_RECORD SET_
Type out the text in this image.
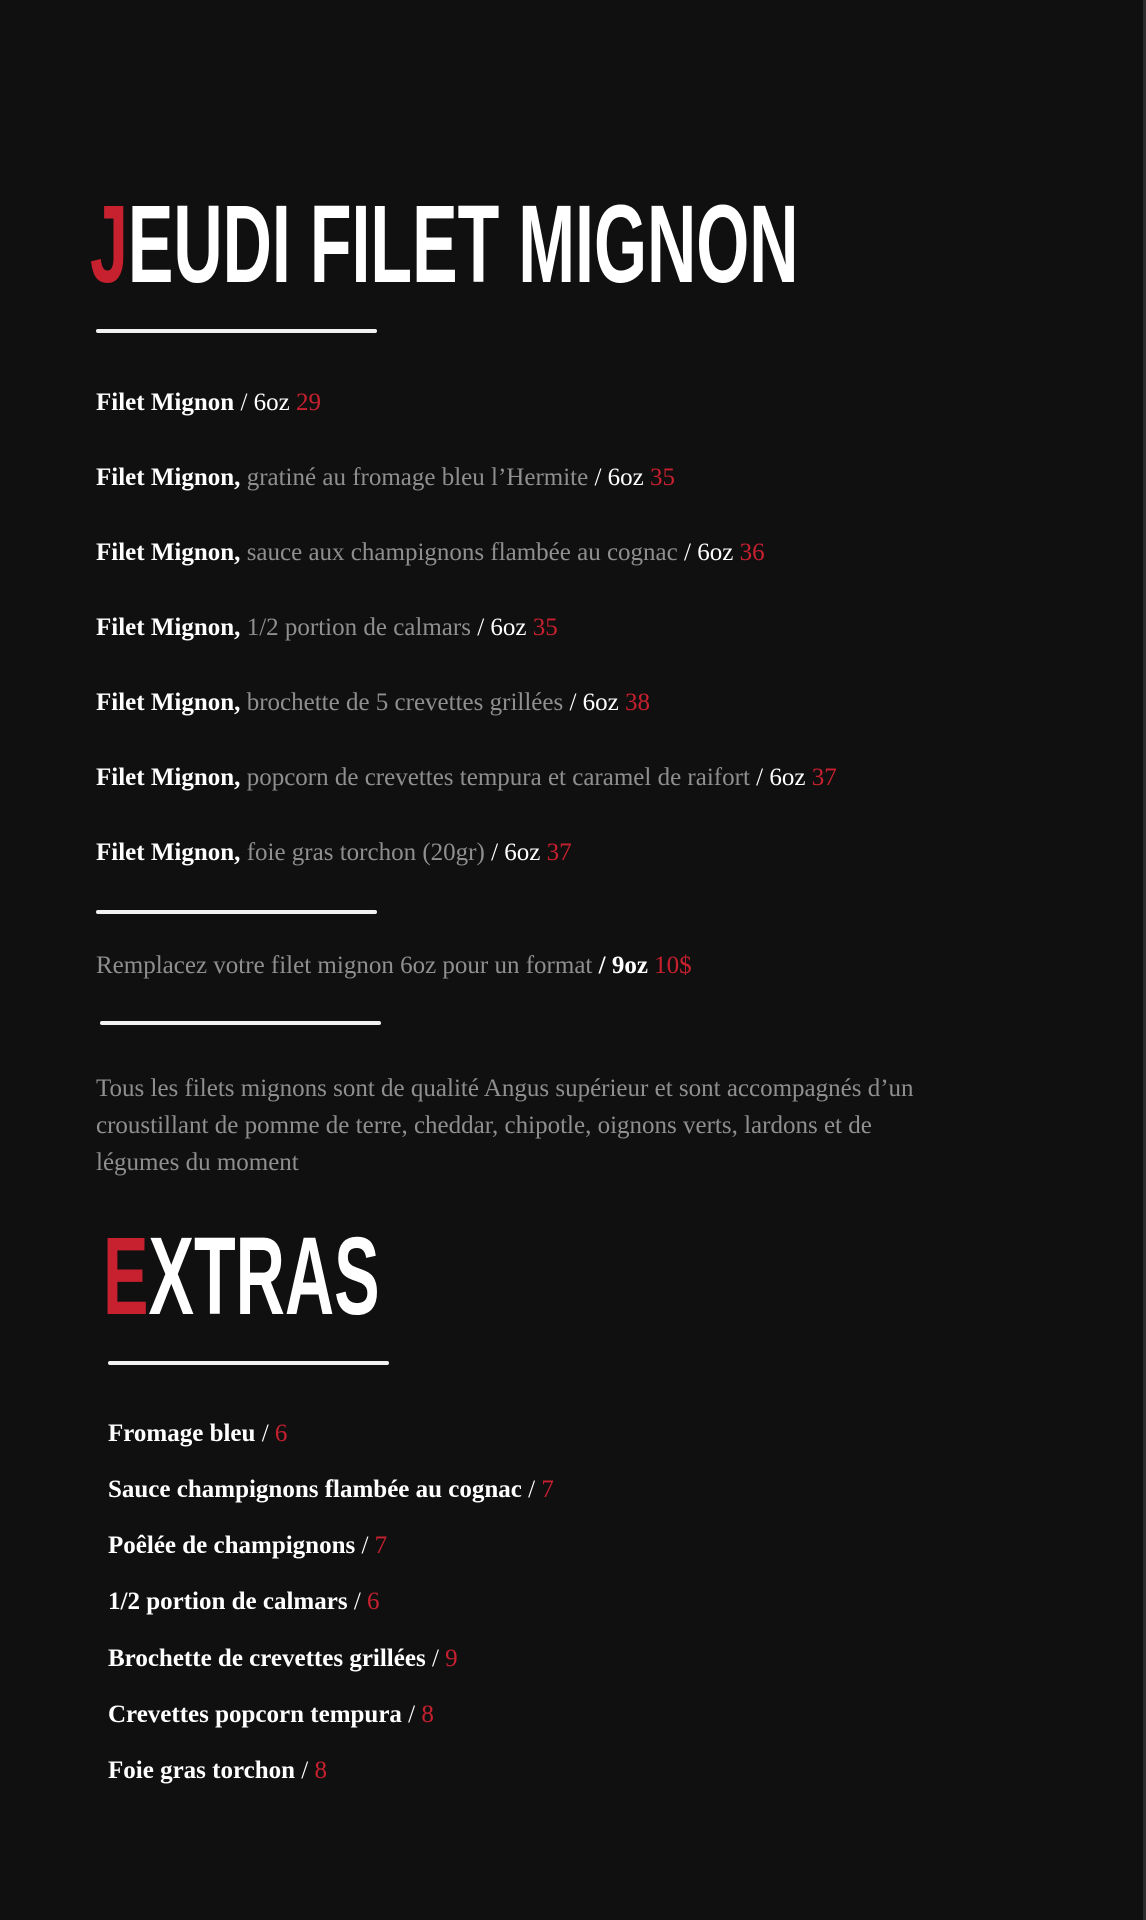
JEUDI FILET MIGNON
Filet Mignon / 6oz 29
Filet Mignon, gratiné au fromage bleu l’Hermite / 6oz 35
Filet Mignon, sauce aux champignons flambée au cognac / 6oz 36
Filet Mignon, 1/2 portion de calmars / 6oz 35
Filet Mignon, brochette de 5 crevettes grillées / 6oz 38
Filet Mignon, popcorn de crevettes tempura et caramel de raifort / 6oz 37
Filet Mignon, foie gras torchon (20gr) / 6oz 37
Remplacez votre filet mignon 6oz pour un format / 9oz 10$

Tous les filets mignons sont de qualité Angus supérieur et sont accompagnés d’un croustillant de pomme de terre, cheddar, chipotle, oignons verts, lardons et de légumes du moment

EXTRAS
Fromage bleu / 6
Sauce champignons flambée au cognac / 7
Poêlée de champignons / 7
1/2 portion de calmars / 6
Brochette de crevettes grillées / 9
Crevettes popcorn tempura / 8
Foie gras torchon / 8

_EXERCISE INSTRUCTIONS_
Do not include images; quote all of the entries above exactly.

_IN RESPONSE_
Type out the text in this image.
JEUDI FILET MIGNON
Filet Mignon / 6oz 29
Filet Mignon, gratiné au fromage bleu l’Hermite / 6oz 35
Filet Mignon, sauce aux champignons flambée au cognac / 6oz 36
Filet Mignon, 1/2 portion de calmars / 6oz 35
Filet Mignon, brochette de 5 crevettes grillées / 6oz 38
Filet Mignon, popcorn de crevettes tempura et caramel de raifort / 6oz 37
Filet Mignon, foie gras torchon (20gr) / 6oz 37
Remplacez votre filet mignon 6oz pour un format / 9oz 10$

Tous les filets mignons sont de qualité Angus supérieur et sont accompagnés d’un croustillant de pomme de terre, cheddar, chipotle, oignons verts, lardons et de légumes du moment

EXTRAS
Fromage bleu / 6
Sauce champignons flambée au cognac / 7
Poêlée de champignons / 7
1/2 portion de calmars / 6
Brochette de crevettes grillées / 9
Crevettes popcorn tempura / 8
Foie gras torchon / 8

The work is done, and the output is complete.